Collected data:
/---

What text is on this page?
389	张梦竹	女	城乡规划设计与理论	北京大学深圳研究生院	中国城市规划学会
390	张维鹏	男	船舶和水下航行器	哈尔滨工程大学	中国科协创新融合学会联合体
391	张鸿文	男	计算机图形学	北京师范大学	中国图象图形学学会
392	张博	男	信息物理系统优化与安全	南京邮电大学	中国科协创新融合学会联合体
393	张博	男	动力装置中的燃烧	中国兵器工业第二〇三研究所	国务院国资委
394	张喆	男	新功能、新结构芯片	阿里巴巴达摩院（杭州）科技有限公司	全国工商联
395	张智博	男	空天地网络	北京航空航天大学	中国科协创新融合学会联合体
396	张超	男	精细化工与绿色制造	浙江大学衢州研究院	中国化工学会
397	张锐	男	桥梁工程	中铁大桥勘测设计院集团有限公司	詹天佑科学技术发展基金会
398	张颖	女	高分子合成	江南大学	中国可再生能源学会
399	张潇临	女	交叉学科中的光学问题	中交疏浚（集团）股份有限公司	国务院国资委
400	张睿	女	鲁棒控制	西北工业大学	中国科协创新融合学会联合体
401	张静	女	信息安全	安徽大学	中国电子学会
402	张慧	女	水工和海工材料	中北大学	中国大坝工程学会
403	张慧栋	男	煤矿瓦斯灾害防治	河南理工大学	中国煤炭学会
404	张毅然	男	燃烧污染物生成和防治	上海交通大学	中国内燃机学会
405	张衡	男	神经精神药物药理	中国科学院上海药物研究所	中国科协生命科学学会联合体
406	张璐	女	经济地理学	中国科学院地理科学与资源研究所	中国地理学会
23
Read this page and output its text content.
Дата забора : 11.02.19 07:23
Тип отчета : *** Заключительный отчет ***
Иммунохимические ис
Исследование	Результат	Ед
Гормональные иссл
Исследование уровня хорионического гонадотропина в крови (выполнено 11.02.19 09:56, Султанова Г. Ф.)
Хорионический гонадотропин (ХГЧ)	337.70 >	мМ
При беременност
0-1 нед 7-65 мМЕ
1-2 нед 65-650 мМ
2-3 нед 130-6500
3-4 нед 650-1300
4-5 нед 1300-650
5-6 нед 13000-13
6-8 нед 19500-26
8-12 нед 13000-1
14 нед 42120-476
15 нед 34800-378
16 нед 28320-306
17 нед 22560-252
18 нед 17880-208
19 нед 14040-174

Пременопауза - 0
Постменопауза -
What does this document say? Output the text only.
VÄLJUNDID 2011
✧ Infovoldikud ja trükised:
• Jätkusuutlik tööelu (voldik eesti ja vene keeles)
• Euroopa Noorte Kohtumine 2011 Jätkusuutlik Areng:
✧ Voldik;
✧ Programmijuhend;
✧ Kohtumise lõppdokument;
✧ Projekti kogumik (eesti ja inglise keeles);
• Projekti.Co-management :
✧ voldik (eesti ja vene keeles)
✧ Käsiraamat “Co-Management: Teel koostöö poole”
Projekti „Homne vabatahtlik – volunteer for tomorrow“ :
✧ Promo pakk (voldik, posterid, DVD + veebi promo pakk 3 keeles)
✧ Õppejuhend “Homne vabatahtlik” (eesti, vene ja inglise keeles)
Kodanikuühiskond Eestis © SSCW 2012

\---

-- Request --
Return solely the number of lines in the data that include the word "What".

-- Written answer --
2